══ SOURCE DATA ══

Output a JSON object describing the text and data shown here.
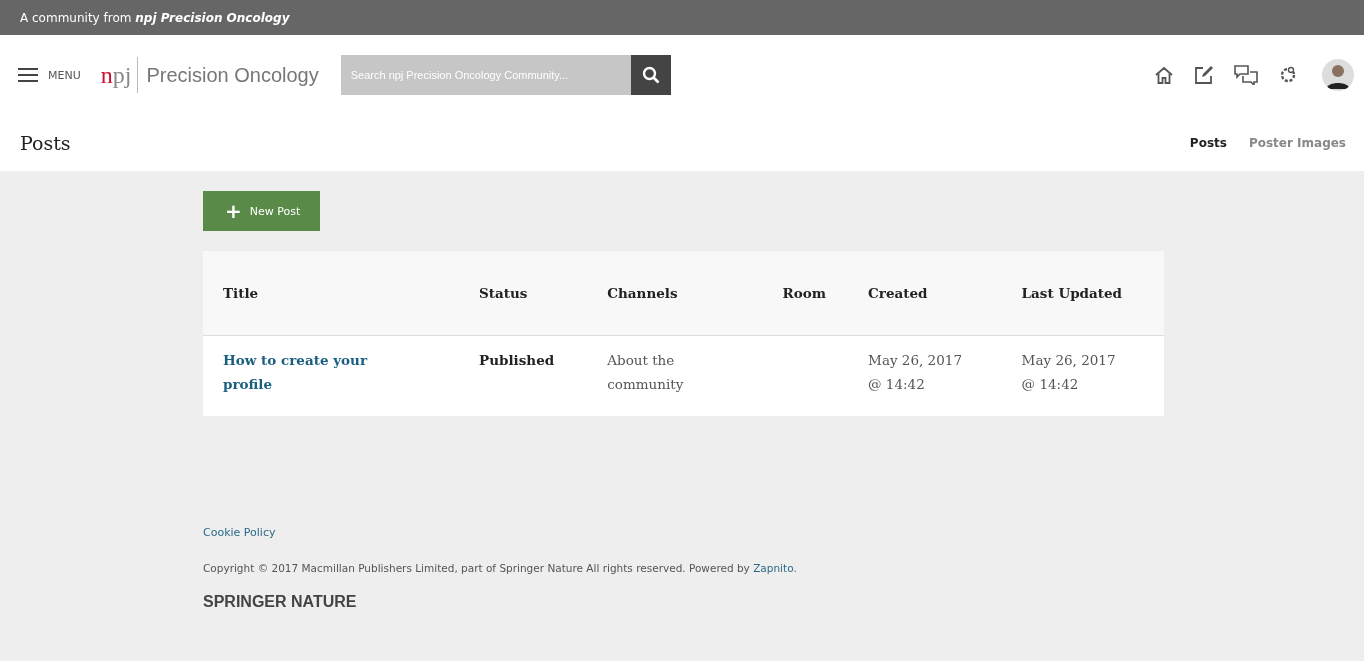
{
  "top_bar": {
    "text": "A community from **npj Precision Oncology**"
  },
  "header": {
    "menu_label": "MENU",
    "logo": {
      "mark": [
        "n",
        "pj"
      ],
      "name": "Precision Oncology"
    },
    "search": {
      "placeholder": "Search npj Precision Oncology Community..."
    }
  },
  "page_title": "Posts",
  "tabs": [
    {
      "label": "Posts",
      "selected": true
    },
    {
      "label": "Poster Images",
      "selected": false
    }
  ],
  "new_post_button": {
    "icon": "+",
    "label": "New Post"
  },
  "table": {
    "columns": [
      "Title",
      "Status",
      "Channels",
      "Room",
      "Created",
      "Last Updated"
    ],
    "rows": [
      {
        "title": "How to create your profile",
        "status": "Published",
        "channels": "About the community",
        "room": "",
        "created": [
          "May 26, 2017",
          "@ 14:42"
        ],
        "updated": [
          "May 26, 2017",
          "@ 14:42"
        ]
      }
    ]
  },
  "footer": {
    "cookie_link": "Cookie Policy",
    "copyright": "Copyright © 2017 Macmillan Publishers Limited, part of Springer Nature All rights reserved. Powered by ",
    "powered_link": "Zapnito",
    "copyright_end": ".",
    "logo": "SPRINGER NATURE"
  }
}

═══

» YOUR INSTRUCTIONS
Except for the pictures, print the data above exactly.

» CORRECT ANSWER
Output a JSON object describing the text and data shown here.
{
  "top_bar": {
    "text": "A community from **npj Precision Oncology**"
  },
  "header": {
    "menu_label": "MENU",
    "logo": {
      "mark": [
        "n",
        "pj"
      ],
      "name": "Precision Oncology"
    },
    "search": {
      "placeholder": "Search npj Precision Oncology Community..."
    }
  },
  "page_title": "Posts",
  "tabs": [
    {
      "label": "Posts",
      "selected": true
    },
    {
      "label": "Poster Images",
      "selected": false
    }
  ],
  "new_post_button": {
    "icon": "+",
    "label": "New Post"
  },
  "table": {
    "columns": [
      "Title",
      "Status",
      "Channels",
      "Room",
      "Created",
      "Last Updated"
    ],
    "rows": [
      {
        "title": "How to create your profile",
        "status": "Published",
        "channels": "About the community",
        "room": "",
        "created": [
          "May 26, 2017",
          "@ 14:42"
        ],
        "updated": [
          "May 26, 2017",
          "@ 14:42"
        ]
      }
    ]
  },
  "footer": {
    "cookie_link": "Cookie Policy",
    "copyright": "Copyright © 2017 Macmillan Publishers Limited, part of Springer Nature All rights reserved. Powered by ",
    "powered_link": "Zapnito",
    "copyright_end": ".",
    "logo": "SPRINGER NATURE"
  }
}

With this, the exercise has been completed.